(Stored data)
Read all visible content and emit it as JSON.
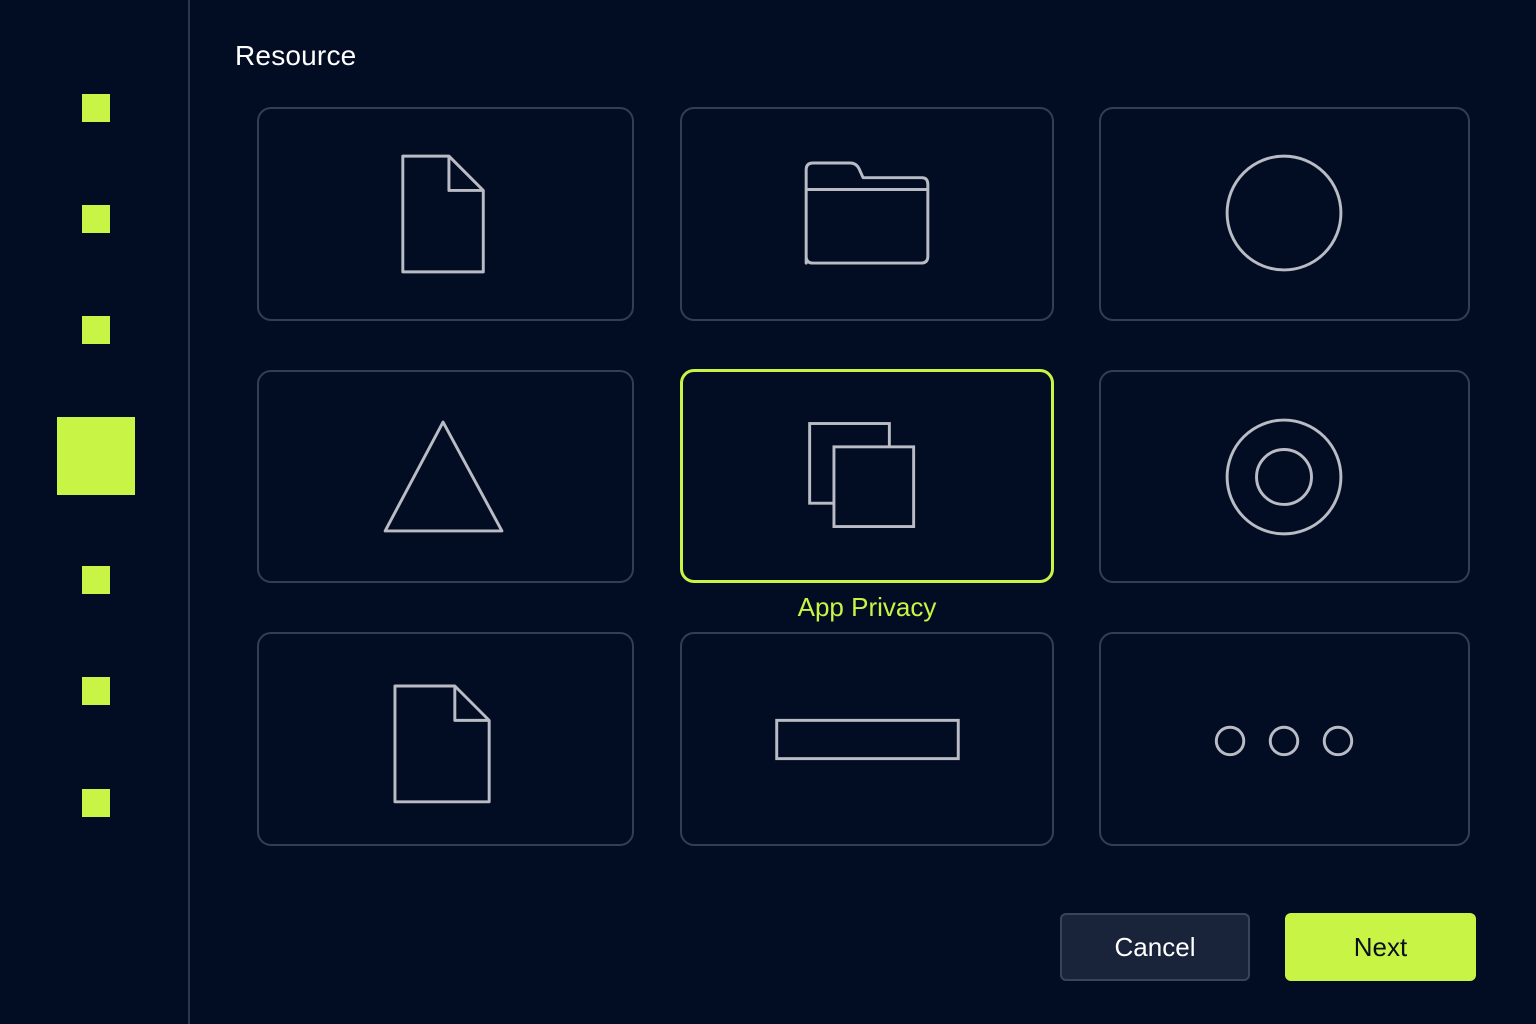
{
  "page": {
    "title": "Resource"
  },
  "colors": {
    "background": "#020d24",
    "accent": "#c8f545",
    "tile_border": "#343d52",
    "icon_stroke": "#b9bcc4"
  },
  "sidebar": {
    "steps": [
      {
        "icon": "step-marker",
        "current": false
      },
      {
        "icon": "step-marker",
        "current": false
      },
      {
        "icon": "step-marker",
        "current": false
      },
      {
        "icon": "step-marker",
        "current": true
      },
      {
        "icon": "step-marker",
        "current": false
      },
      {
        "icon": "step-marker",
        "current": false
      },
      {
        "icon": "step-marker",
        "current": false
      }
    ]
  },
  "grid": {
    "tiles": [
      {
        "icon": "document-icon",
        "selected": false
      },
      {
        "icon": "folder-icon",
        "selected": false
      },
      {
        "icon": "circle-icon",
        "selected": false
      },
      {
        "icon": "triangle-icon",
        "selected": false
      },
      {
        "icon": "copy-icon",
        "selected": true,
        "label": "App Privacy"
      },
      {
        "icon": "ring-icon",
        "selected": false
      },
      {
        "icon": "document-icon",
        "selected": false
      },
      {
        "icon": "rectangle-icon",
        "selected": false
      },
      {
        "icon": "more-icon",
        "selected": false
      }
    ]
  },
  "footer": {
    "cancel_label": "Cancel",
    "next_label": "Next"
  }
}
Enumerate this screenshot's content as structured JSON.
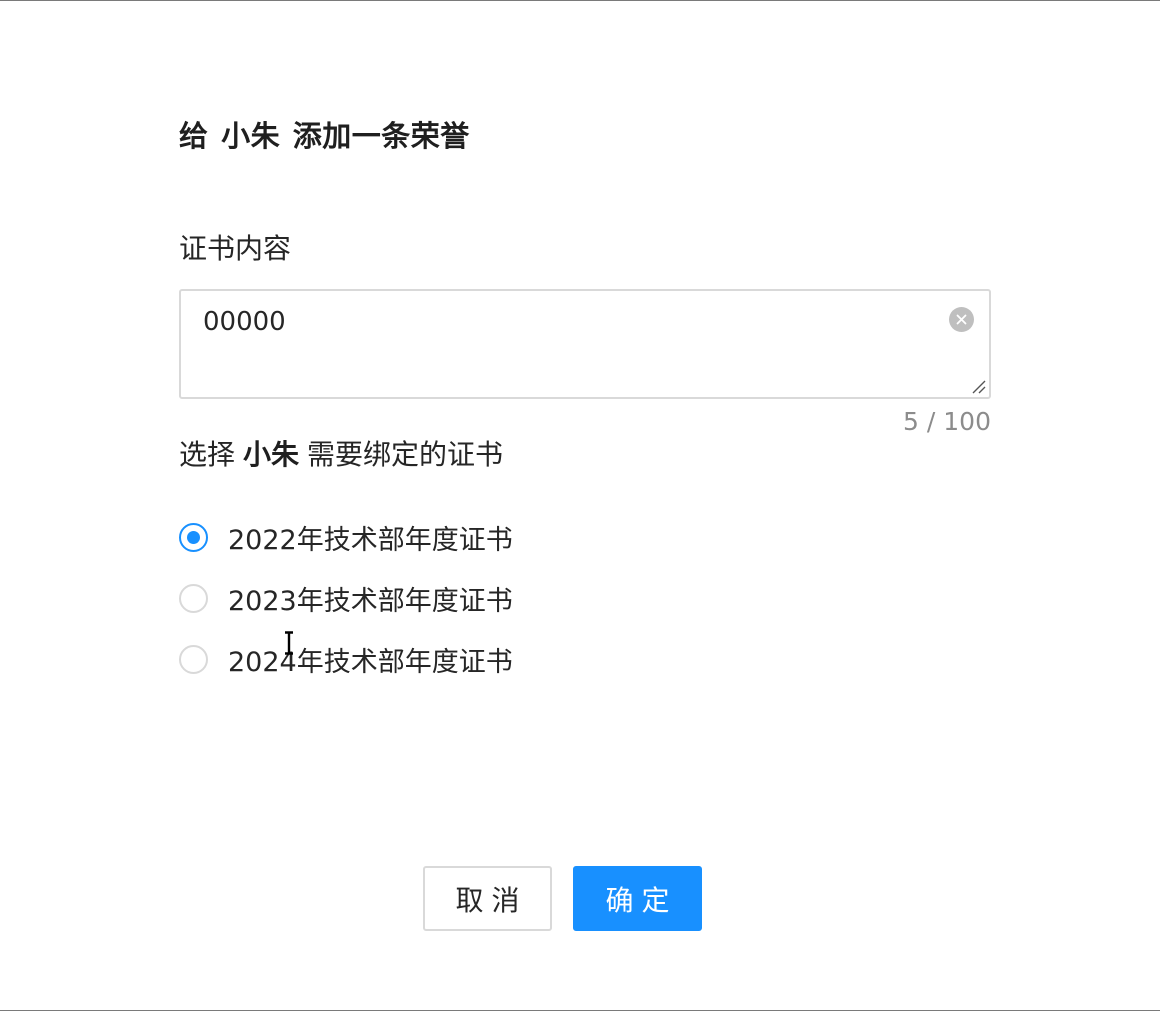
{
  "dialog": {
    "title_prefix": "给",
    "title_name": "小朱",
    "title_suffix": "添加一条荣誉"
  },
  "certificate_field": {
    "label": "证书内容",
    "value": "00000",
    "counter": "5 / 100"
  },
  "bind_section": {
    "label_prefix": "选择",
    "label_name": "小朱",
    "label_suffix": "需要绑定的证书",
    "options": [
      {
        "label": "2022年技术部年度证书",
        "checked": true
      },
      {
        "label": "2023年技术部年度证书",
        "checked": false
      },
      {
        "label": "2024年技术部年度证书",
        "checked": false
      }
    ]
  },
  "footer": {
    "cancel_label": "取消",
    "ok_label": "确定"
  },
  "colors": {
    "primary": "#1890ff",
    "border": "#d9d9d9",
    "muted_text": "#8c8c8c"
  },
  "icons": {
    "clear": "close-circle-icon",
    "resize": "resize-handle-icon",
    "cursor": "text-cursor-icon"
  }
}
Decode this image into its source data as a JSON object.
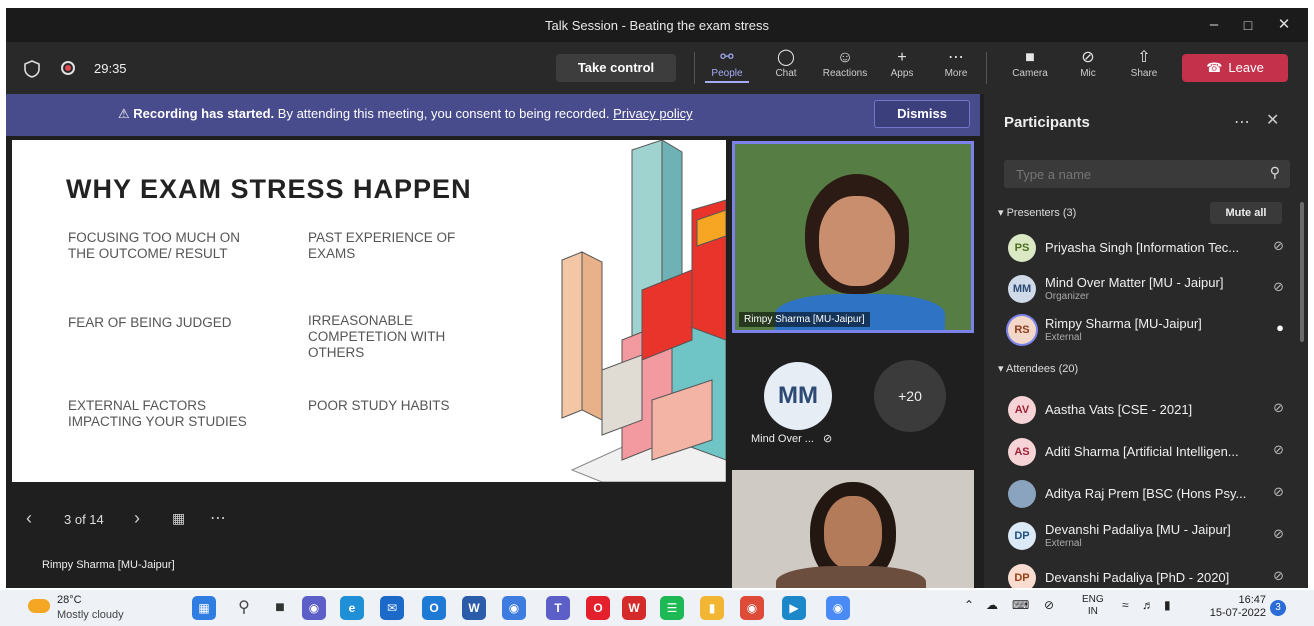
{
  "window": {
    "title": "Talk Session - Beating the exam stress"
  },
  "toolbar": {
    "timer": "29:35",
    "take_control": "Take control",
    "buttons": [
      "People",
      "Chat",
      "Reactions",
      "Apps",
      "More",
      "Camera",
      "Mic",
      "Share"
    ],
    "leave": "Leave"
  },
  "banner": {
    "bold": "Recording has started.",
    "text": "By attending this meeting, you consent to being recorded.",
    "link": "Privacy policy",
    "dismiss": "Dismiss"
  },
  "slide": {
    "title": "WHY EXAM STRESS HAPPEN",
    "items": [
      [
        "FOCUSING TOO MUCH ON",
        "THE OUTCOME/ RESULT"
      ],
      [
        "PAST EXPERIENCE OF",
        "EXAMS"
      ],
      [
        "FEAR OF BEING JUDGED"
      ],
      [
        "IRREASONABLE",
        "COMPETETION WITH",
        "OTHERS"
      ],
      [
        "EXTERNAL FACTORS",
        "IMPACTING YOUR STUDIES"
      ],
      [
        "POOR STUDY HABITS"
      ]
    ],
    "page": "3 of 14",
    "presenter": "Rimpy Sharma [MU-Jaipur]"
  },
  "stage": {
    "tile1_name": "Rimpy Sharma [MU-Jaipur]",
    "mm_initials": "MM",
    "mm_name": "Mind Over ...",
    "more_count": "+20"
  },
  "panel": {
    "title": "Participants",
    "search_placeholder": "Type a name",
    "presenters_header": "Presenters (3)",
    "mute_all": "Mute all",
    "presenters": [
      {
        "initials": "PS",
        "name": "Priyasha Singh [Information Tec...",
        "sub": "",
        "bg": "#dbe8c4",
        "fg": "#4c6b1f",
        "mic": "muted"
      },
      {
        "initials": "MM",
        "name": "Mind Over Matter [MU - Jaipur]",
        "sub": "Organizer",
        "bg": "#cfd9e8",
        "fg": "#2c4a74",
        "mic": "muted"
      },
      {
        "initials": "RS",
        "name": "Rimpy Sharma [MU-Jaipur]",
        "sub": "External",
        "bg": "#f3d8c9",
        "fg": "#8a3a1c",
        "mic": "on"
      }
    ],
    "attendees_header": "Attendees (20)",
    "attendees": [
      {
        "initials": "AV",
        "name": "Aastha Vats [CSE - 2021]",
        "sub": "",
        "bg": "#f6d3d6",
        "fg": "#9b2335"
      },
      {
        "initials": "AS",
        "name": "Aditi Sharma [Artificial Intelligen...",
        "sub": "",
        "bg": "#f6d3d6",
        "fg": "#9b2335"
      },
      {
        "initials": "",
        "name": "Aditya Raj Prem [BSC (Hons Psy...",
        "sub": "",
        "bg": "#8aa4bf",
        "fg": "#ffffff"
      },
      {
        "initials": "DP",
        "name": "Devanshi Padaliya [MU - Jaipur]",
        "sub": "External",
        "bg": "#dce9f6",
        "fg": "#1f4f82"
      },
      {
        "initials": "DP",
        "name": "Devanshi Padaliya [PhD - 2020]",
        "sub": "",
        "bg": "#f8dccf",
        "fg": "#9a3d12"
      }
    ]
  },
  "taskbar": {
    "temp": "28°C",
    "weather": "Mostly cloudy",
    "lang1": "ENG",
    "lang2": "IN",
    "time": "16:47",
    "date": "15-07-2022",
    "badge": "3"
  }
}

**Problem to work on**
Check each line above for the word "Over" and copy the ones that have it.

**Finished exercise**
    "mm_name": "Mind Over ...",
        "name": "Mind Over Matter [MU - Jaipur]",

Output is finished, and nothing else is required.